**GIVEN REQUEST:** Copy out the records below word for word, from the line containing "I need the location" through the line containing "program-label: VLC media", and include both of those lines. Leave the pictures out of your copy.

**DATA TO PROCESS:**
____________________

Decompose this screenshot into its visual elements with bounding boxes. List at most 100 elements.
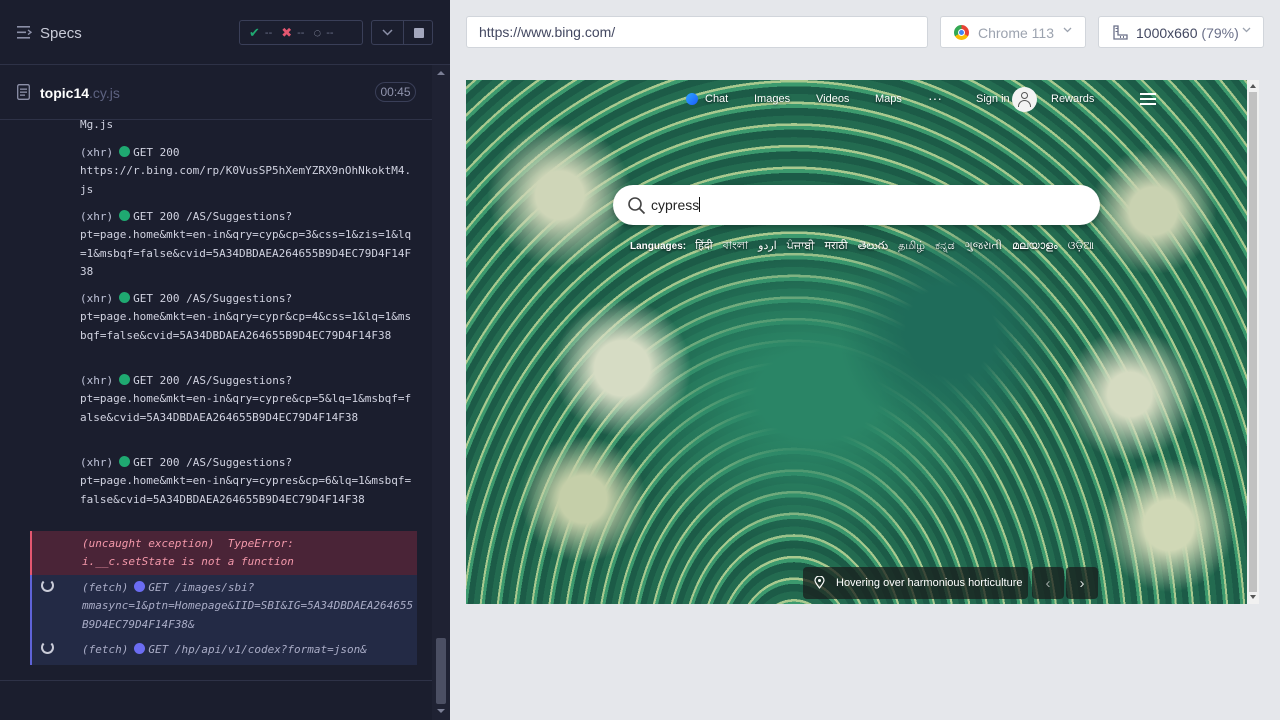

____________________

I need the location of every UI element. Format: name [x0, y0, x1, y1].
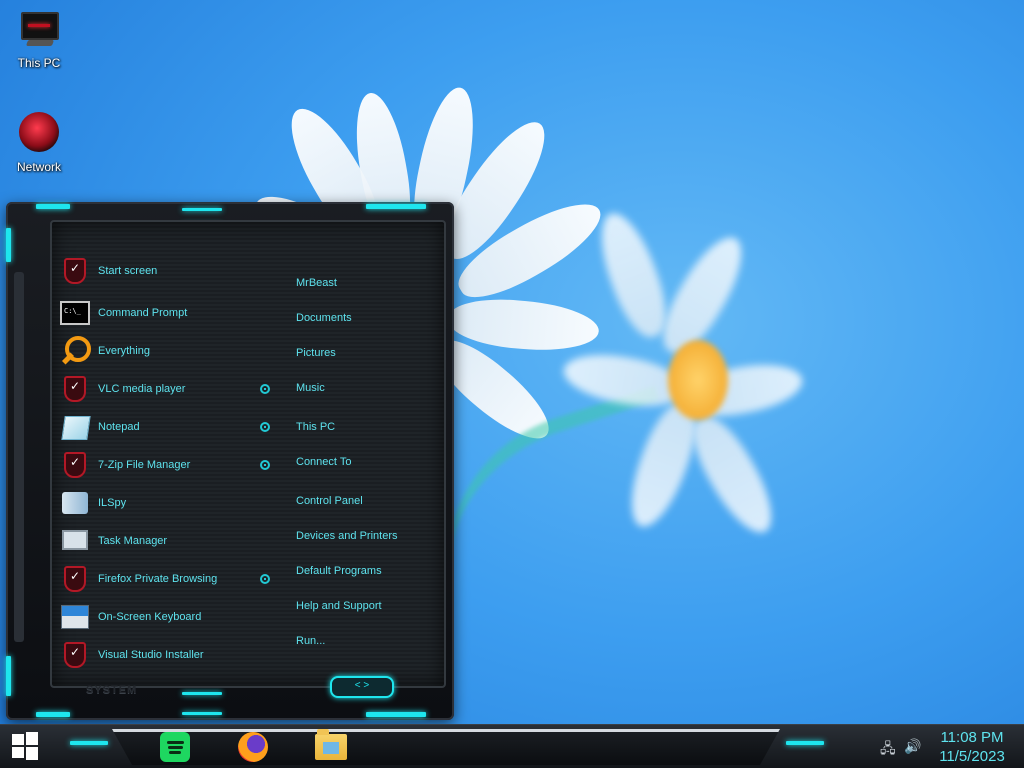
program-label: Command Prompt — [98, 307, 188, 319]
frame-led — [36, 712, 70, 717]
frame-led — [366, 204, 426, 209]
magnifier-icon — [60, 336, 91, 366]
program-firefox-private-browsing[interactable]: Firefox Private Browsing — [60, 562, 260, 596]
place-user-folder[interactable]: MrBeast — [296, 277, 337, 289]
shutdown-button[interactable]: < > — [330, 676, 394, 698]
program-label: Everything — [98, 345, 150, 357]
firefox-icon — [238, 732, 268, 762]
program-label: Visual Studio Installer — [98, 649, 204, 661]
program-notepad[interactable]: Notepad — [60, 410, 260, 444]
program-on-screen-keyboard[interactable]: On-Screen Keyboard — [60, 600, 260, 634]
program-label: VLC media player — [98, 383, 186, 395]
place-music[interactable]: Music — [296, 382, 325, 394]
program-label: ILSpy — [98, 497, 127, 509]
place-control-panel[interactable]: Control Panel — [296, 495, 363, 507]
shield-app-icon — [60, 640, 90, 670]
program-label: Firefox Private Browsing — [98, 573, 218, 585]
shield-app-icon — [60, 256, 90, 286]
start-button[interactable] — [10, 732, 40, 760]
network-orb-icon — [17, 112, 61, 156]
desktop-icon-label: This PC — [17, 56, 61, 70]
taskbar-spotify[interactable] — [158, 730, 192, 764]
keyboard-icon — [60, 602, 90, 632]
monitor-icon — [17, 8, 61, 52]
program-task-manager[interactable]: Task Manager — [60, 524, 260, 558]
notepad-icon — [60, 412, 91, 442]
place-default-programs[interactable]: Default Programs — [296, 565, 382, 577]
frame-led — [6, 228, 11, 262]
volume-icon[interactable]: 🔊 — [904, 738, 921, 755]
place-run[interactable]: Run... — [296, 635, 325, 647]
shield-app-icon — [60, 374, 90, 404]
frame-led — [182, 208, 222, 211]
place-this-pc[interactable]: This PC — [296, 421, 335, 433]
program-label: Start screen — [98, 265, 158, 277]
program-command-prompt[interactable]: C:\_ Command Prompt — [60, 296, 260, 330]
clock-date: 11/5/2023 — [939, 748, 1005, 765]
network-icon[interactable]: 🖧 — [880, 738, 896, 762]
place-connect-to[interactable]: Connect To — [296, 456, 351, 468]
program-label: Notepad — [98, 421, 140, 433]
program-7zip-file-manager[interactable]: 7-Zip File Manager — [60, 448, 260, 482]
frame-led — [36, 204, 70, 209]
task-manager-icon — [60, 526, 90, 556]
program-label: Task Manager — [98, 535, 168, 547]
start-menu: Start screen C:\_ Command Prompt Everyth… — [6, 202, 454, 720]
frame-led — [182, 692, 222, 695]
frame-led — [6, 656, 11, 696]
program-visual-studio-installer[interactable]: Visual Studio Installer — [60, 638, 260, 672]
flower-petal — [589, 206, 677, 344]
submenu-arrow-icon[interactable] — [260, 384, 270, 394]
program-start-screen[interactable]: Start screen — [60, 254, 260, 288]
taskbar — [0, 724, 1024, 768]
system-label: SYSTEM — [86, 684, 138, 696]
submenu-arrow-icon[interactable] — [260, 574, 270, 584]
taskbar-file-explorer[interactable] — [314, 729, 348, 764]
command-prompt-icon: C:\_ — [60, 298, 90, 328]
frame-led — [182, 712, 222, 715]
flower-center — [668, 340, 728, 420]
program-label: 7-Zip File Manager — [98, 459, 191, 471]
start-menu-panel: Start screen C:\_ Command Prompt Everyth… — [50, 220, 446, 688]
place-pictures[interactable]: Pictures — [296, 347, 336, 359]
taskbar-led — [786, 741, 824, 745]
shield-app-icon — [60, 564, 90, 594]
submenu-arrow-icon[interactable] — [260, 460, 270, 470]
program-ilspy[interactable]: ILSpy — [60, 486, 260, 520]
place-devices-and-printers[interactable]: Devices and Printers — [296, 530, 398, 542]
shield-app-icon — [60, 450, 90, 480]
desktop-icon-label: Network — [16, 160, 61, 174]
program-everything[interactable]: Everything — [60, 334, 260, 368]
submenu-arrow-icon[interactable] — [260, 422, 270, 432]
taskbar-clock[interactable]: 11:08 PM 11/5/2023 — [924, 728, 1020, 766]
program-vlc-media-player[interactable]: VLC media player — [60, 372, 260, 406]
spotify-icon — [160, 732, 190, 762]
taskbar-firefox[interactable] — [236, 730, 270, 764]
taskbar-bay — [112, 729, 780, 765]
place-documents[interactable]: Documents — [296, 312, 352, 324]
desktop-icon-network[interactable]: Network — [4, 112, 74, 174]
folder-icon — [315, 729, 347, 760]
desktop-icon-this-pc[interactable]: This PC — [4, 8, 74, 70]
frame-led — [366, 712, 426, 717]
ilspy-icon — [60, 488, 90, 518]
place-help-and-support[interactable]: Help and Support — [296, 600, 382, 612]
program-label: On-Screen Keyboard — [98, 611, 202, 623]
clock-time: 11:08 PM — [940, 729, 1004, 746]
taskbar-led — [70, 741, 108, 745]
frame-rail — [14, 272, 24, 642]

____________________

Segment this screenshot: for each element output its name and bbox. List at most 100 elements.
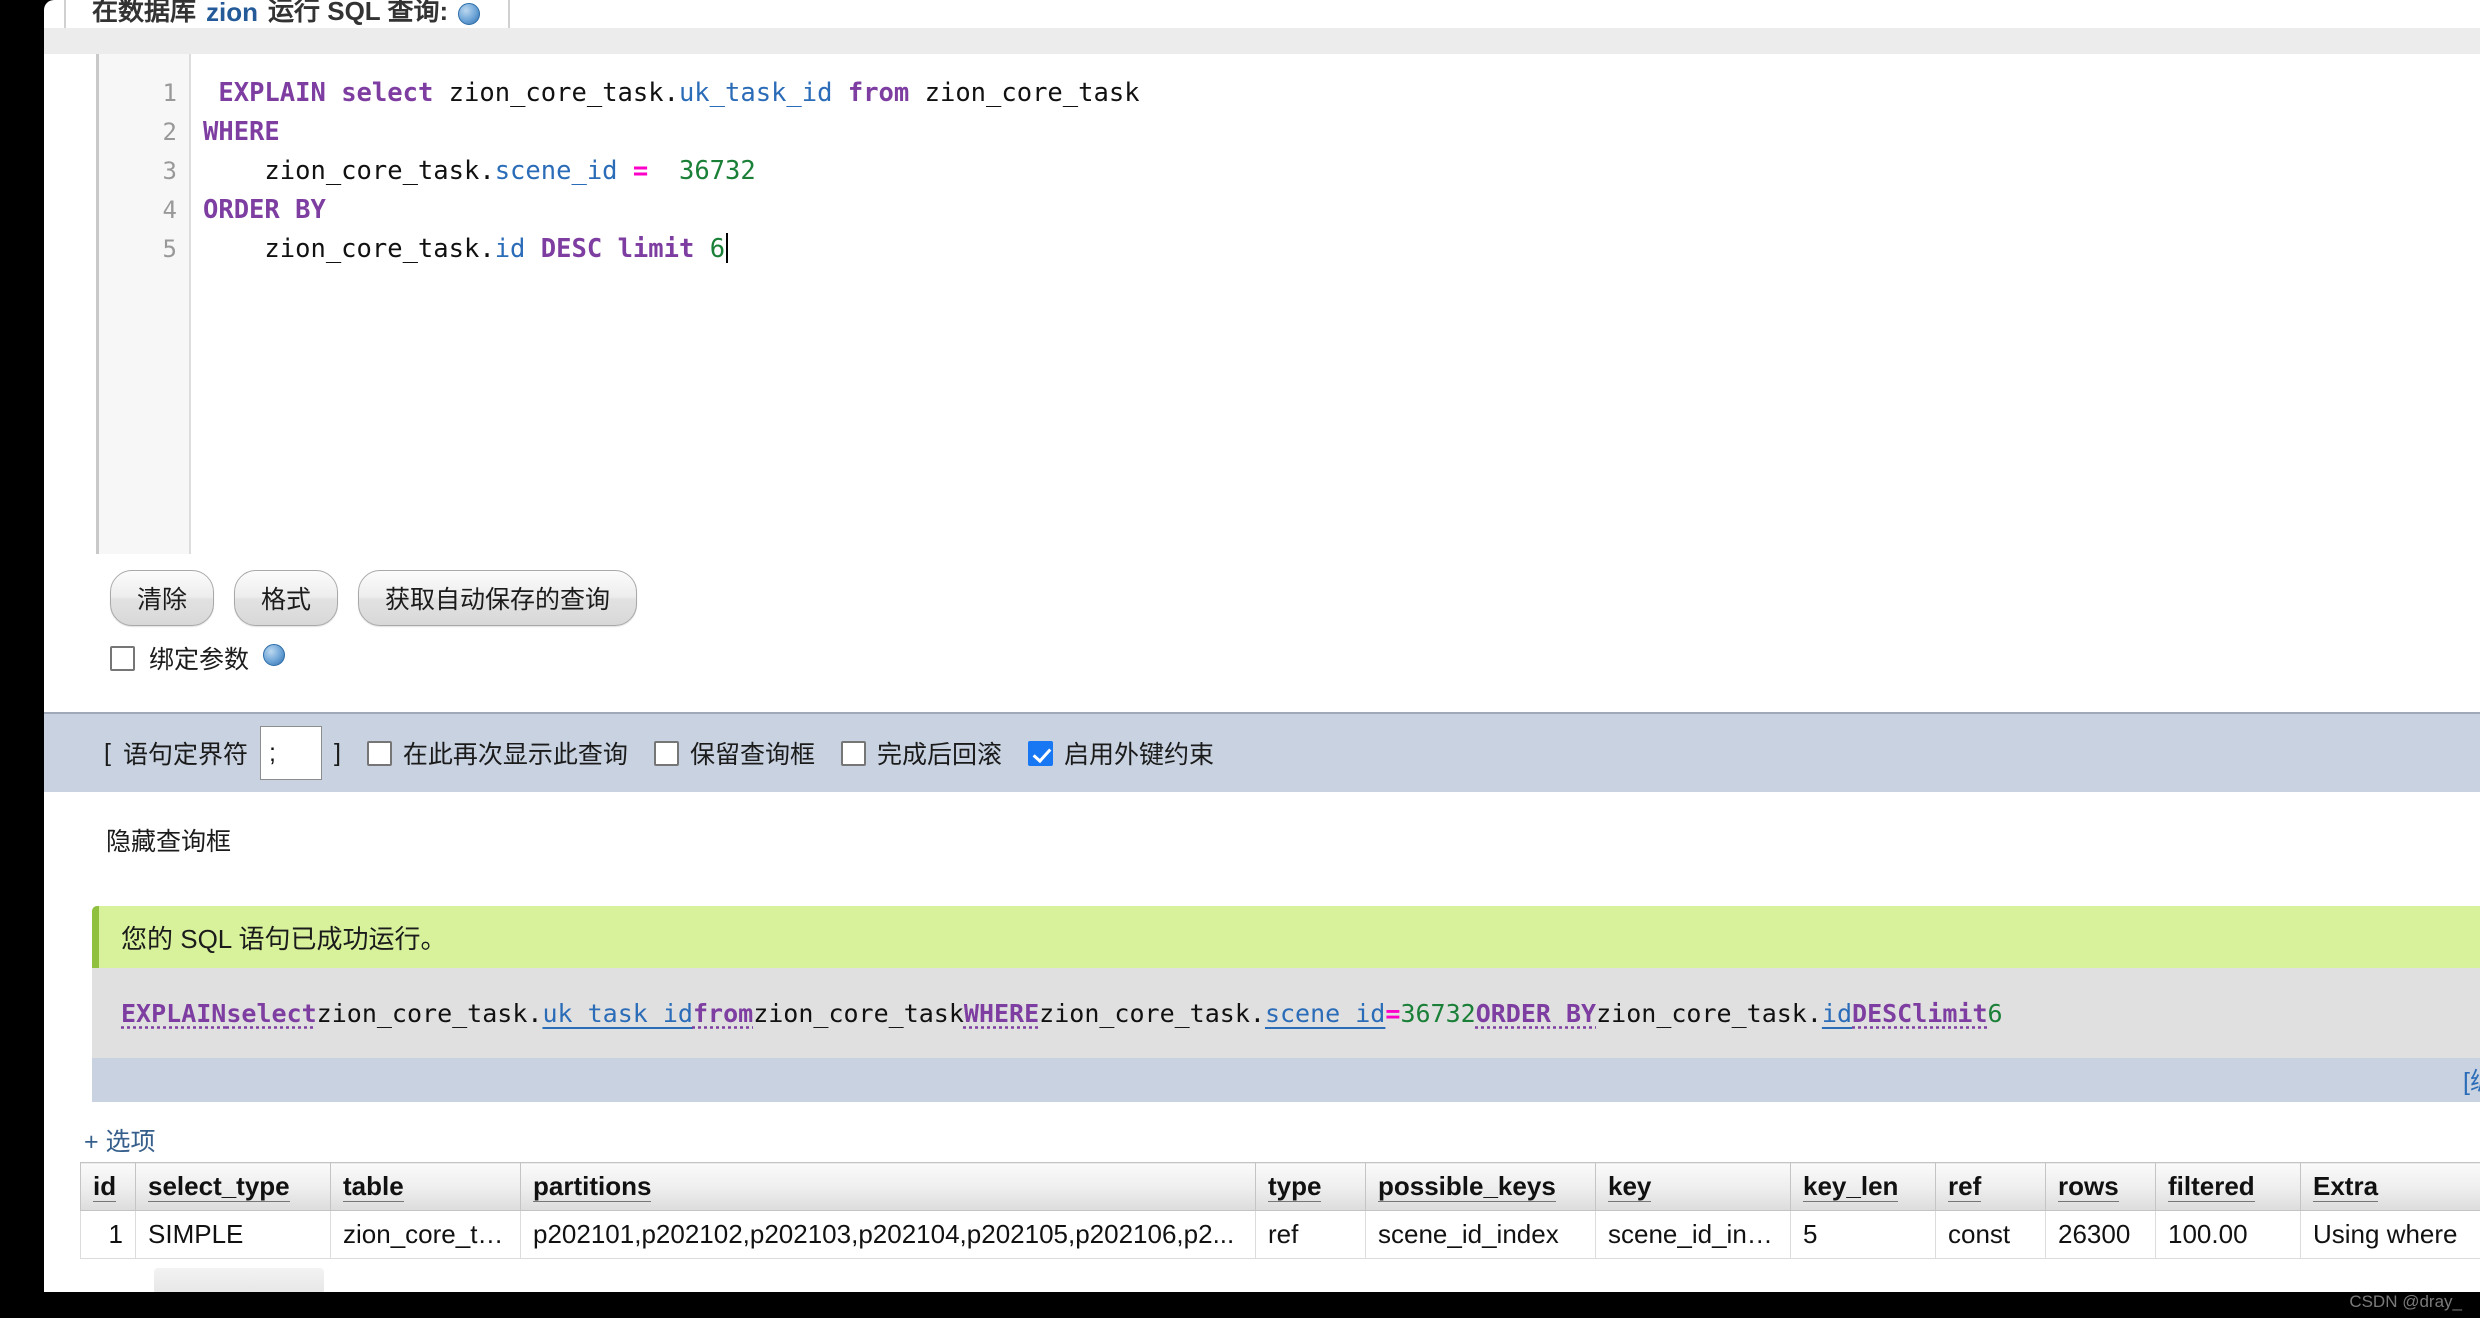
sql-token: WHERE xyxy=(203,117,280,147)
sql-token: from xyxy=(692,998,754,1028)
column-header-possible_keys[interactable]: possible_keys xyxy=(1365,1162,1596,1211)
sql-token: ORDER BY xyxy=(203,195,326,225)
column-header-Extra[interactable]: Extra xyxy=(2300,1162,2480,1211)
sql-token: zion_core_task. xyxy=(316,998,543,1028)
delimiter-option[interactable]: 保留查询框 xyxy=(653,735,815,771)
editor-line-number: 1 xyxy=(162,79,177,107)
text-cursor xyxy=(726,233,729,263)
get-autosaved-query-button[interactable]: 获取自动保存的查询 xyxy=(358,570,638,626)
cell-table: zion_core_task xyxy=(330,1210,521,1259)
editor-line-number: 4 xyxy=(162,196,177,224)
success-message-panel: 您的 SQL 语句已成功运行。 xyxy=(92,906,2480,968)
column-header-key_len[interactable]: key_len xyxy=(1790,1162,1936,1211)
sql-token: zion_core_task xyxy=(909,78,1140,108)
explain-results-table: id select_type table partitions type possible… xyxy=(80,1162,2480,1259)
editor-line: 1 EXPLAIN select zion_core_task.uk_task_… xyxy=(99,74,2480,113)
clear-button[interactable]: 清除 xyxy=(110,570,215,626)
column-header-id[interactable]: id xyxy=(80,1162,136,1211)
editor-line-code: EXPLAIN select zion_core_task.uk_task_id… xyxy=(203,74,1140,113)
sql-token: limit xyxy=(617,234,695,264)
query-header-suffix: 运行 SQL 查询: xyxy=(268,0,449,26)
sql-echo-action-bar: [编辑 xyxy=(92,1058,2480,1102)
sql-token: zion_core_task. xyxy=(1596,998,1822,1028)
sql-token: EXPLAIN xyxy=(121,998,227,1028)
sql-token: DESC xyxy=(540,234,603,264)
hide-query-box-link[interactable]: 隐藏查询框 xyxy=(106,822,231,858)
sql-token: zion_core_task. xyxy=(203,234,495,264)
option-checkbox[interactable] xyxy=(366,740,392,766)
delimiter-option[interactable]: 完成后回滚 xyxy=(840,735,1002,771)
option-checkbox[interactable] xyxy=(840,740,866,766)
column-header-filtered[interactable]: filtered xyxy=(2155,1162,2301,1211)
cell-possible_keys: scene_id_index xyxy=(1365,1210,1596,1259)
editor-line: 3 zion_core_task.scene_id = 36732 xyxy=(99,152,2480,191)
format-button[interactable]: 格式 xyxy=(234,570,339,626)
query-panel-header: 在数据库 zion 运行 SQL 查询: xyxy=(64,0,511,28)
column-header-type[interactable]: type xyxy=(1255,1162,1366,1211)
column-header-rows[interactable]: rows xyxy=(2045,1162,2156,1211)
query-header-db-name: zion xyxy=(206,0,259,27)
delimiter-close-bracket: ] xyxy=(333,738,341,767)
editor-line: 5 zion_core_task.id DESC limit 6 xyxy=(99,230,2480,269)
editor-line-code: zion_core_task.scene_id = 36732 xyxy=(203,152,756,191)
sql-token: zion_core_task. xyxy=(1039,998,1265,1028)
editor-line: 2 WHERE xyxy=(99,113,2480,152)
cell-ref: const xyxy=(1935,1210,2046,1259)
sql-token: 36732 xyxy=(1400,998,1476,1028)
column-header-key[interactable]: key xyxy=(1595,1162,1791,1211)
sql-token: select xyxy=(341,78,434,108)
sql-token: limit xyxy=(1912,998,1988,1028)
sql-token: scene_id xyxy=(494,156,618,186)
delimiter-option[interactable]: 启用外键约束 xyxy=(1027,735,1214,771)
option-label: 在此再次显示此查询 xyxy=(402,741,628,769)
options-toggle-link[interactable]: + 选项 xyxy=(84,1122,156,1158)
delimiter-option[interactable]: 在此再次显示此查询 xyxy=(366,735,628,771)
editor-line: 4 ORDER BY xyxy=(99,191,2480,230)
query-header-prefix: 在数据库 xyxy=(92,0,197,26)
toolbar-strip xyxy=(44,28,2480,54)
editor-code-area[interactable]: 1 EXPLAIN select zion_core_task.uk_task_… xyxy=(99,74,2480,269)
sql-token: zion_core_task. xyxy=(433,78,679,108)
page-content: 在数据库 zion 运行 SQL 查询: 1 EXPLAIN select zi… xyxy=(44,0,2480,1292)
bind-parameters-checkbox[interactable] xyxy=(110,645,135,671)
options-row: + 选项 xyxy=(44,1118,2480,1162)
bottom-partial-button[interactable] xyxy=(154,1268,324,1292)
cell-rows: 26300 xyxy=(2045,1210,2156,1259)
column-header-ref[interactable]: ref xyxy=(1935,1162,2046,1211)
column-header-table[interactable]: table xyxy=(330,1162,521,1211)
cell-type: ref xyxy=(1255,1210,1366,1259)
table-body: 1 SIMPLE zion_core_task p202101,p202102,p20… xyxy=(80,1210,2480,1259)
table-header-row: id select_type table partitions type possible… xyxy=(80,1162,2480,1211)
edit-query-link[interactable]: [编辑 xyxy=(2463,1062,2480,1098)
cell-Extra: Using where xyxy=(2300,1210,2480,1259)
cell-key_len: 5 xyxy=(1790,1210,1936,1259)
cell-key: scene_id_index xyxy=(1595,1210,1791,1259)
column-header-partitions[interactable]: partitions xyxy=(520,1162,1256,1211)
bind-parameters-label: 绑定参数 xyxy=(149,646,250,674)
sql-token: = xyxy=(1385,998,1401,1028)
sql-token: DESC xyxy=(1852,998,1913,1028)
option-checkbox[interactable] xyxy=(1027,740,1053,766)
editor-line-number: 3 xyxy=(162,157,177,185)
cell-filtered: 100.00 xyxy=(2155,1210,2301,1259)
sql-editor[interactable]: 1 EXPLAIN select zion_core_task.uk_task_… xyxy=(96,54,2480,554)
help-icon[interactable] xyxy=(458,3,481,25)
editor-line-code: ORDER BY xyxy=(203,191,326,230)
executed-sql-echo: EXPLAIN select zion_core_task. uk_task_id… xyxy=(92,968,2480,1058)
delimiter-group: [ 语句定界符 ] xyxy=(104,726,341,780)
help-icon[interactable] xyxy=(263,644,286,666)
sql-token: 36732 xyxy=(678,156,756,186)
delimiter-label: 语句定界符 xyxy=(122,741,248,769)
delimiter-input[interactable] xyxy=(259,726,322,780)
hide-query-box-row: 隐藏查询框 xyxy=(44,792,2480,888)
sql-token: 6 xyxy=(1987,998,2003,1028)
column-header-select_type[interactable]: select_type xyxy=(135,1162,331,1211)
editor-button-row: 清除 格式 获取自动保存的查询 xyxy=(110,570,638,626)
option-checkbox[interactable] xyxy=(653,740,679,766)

____________________

**RESULT OF THE EXERCISE:**
I need the location of every UI element. Format: name [x0, y0, x1, y1].
program-label: Command Prompt — [98, 307, 188, 319]
frame-led — [36, 712, 70, 717]
frame-led — [366, 204, 426, 209]
magnifier-icon — [60, 336, 91, 366]
program-firefox-private-browsing[interactable]: Firefox Private Browsing — [60, 562, 260, 596]
place-user-folder[interactable]: MrBeast — [296, 277, 337, 289]
shutdown-button[interactable]: < > — [330, 676, 394, 698]
program-label: Everything — [98, 345, 150, 357]
firefox-icon — [238, 732, 268, 762]
program-label: Visual Studio Installer — [98, 649, 204, 661]
program-notepad[interactable]: Notepad — [60, 410, 260, 444]
program-on-screen-keyboard[interactable]: On-Screen Keyboard — [60, 600, 260, 634]
program-label: VLC media player — [98, 383, 186, 395]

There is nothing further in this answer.